### Supplied data

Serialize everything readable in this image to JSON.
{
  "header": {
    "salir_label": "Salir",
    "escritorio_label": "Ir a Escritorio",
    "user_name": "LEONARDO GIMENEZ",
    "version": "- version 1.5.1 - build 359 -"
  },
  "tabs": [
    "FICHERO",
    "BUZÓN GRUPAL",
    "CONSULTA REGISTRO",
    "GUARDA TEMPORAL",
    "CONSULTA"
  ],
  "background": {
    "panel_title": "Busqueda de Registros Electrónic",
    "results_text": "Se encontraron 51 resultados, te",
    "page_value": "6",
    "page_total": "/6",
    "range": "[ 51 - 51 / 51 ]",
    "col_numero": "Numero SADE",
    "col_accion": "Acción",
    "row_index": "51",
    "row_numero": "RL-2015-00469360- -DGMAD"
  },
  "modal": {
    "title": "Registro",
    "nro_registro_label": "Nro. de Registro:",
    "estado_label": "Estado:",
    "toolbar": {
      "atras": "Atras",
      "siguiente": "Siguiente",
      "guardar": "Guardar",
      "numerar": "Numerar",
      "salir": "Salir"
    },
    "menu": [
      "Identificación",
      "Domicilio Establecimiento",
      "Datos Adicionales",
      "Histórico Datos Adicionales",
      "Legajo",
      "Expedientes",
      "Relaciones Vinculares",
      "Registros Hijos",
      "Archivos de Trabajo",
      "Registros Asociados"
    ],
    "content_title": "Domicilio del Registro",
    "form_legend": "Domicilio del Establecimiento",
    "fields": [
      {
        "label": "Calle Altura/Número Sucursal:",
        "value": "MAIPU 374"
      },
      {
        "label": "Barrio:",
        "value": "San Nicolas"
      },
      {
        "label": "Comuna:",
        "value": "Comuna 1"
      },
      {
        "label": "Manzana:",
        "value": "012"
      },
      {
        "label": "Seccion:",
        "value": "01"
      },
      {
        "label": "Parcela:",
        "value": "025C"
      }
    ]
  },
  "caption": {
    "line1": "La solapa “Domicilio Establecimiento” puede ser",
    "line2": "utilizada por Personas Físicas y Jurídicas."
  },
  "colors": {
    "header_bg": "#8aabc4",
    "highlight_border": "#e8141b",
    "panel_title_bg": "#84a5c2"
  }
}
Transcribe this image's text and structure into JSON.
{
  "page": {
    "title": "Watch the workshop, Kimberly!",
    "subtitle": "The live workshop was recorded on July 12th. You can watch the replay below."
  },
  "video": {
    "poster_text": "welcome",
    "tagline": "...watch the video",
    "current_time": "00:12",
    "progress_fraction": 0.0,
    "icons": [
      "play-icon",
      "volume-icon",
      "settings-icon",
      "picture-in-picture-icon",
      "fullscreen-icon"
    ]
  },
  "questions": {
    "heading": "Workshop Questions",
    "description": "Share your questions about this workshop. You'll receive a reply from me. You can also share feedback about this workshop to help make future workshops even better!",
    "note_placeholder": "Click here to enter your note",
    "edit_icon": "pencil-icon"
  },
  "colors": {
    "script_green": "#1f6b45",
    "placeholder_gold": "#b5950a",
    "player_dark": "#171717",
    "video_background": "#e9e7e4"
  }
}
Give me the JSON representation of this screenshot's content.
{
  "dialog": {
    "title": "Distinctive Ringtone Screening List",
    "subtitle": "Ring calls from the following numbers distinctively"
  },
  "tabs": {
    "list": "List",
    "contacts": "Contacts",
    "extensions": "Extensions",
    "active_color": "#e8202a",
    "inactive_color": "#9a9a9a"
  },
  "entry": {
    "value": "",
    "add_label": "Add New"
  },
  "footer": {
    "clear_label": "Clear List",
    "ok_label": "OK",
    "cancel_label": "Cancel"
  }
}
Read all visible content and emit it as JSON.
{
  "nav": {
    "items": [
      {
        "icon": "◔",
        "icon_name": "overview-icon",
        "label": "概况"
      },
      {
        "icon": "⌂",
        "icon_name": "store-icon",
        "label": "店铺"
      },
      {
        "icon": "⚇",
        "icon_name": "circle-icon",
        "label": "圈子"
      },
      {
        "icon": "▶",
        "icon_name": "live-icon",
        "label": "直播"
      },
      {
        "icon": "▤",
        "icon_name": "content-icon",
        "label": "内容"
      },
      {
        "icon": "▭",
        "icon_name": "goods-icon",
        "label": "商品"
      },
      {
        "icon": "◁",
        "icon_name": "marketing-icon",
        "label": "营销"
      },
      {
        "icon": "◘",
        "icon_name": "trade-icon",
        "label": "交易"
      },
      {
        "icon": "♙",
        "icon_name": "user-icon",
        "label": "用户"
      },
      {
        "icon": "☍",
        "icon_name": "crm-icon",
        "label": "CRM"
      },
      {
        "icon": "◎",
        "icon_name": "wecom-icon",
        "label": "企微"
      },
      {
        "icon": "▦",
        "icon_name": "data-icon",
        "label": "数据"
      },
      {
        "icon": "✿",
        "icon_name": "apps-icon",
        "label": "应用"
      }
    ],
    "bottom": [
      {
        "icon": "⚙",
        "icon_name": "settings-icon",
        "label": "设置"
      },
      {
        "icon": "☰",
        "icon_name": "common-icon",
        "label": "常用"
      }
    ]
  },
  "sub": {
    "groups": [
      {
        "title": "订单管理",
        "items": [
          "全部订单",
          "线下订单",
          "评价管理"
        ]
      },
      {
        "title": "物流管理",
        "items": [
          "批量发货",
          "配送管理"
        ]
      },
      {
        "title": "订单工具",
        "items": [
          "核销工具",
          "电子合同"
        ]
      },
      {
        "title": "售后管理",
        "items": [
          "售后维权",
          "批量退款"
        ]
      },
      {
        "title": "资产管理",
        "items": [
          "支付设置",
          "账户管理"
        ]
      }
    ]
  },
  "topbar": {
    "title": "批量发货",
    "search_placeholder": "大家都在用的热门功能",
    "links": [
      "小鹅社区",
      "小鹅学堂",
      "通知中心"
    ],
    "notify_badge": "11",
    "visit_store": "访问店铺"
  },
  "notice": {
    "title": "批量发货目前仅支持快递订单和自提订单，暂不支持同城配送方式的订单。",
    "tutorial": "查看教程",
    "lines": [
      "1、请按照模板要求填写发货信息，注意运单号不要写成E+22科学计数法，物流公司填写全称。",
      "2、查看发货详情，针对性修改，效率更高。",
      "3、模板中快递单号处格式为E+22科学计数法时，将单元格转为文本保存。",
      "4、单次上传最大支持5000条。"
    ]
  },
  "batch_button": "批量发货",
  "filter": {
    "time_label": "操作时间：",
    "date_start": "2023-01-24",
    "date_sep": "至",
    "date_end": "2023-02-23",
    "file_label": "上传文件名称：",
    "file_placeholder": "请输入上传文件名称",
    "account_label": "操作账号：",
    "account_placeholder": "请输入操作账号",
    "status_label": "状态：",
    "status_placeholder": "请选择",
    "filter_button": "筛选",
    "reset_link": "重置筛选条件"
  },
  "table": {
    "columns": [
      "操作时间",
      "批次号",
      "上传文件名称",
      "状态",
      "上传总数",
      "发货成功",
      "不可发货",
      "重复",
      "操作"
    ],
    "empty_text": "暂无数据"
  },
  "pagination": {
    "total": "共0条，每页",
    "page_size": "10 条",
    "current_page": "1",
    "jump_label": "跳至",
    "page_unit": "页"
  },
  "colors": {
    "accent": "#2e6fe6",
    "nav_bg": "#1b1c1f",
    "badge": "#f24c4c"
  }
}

### Stated problem
Using the material above, gather every line that includes "image".

### Result for this task
Serialize everything readable in this image to JSON.
Transcribe this image's text and structure into JSON.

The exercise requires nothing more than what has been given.